• _TASK INPUT_
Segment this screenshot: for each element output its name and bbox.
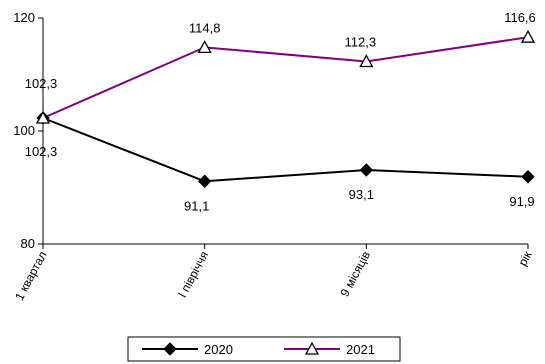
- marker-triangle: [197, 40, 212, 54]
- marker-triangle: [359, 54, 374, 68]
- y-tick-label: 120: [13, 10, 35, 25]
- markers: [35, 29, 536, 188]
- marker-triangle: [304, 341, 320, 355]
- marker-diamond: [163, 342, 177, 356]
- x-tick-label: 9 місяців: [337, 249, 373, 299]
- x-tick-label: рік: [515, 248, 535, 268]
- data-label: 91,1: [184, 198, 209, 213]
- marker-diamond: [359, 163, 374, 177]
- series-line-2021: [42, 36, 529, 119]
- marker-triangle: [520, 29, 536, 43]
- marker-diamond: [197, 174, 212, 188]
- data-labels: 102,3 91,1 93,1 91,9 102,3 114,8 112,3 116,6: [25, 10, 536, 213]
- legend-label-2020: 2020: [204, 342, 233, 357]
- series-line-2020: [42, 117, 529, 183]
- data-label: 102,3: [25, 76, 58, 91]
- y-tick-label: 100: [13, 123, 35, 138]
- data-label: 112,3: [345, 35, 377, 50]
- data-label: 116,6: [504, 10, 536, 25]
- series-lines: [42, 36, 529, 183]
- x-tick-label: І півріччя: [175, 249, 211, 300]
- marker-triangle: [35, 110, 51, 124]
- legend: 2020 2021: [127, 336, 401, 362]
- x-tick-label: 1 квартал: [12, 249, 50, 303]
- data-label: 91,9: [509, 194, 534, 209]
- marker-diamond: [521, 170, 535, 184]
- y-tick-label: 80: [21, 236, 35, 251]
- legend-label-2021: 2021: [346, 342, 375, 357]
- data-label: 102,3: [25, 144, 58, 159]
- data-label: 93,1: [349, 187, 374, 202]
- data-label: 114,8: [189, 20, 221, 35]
---
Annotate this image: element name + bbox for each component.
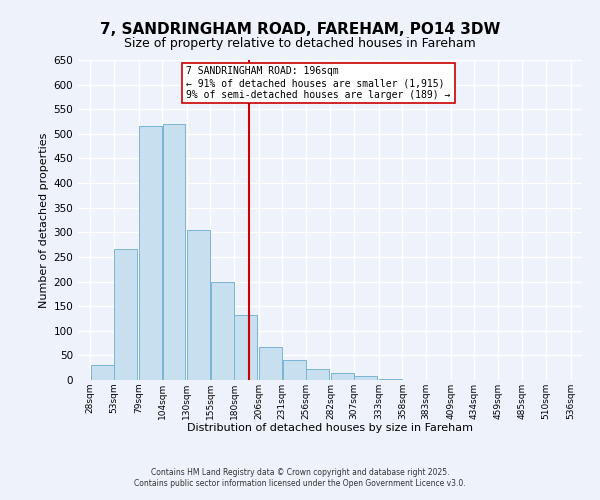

• _BRIEF_
Copy the stretch of the records from the line containing "Segment this screenshot: for" through the line containing "- marker-diamond: [163, 342, 177, 356]", both included, without any changes. Leave the pictures out of your answer.

• _COMPLETED EXERCISE_
Segment this screenshot: for each element output its name and bbox.
- marker-triangle: [197, 40, 212, 54]
- marker-triangle: [359, 54, 374, 68]
- y-tick-label: 120: [13, 10, 35, 25]
- markers: [35, 29, 536, 188]
- marker-triangle: [304, 341, 320, 355]
- marker-diamond: [163, 342, 177, 356]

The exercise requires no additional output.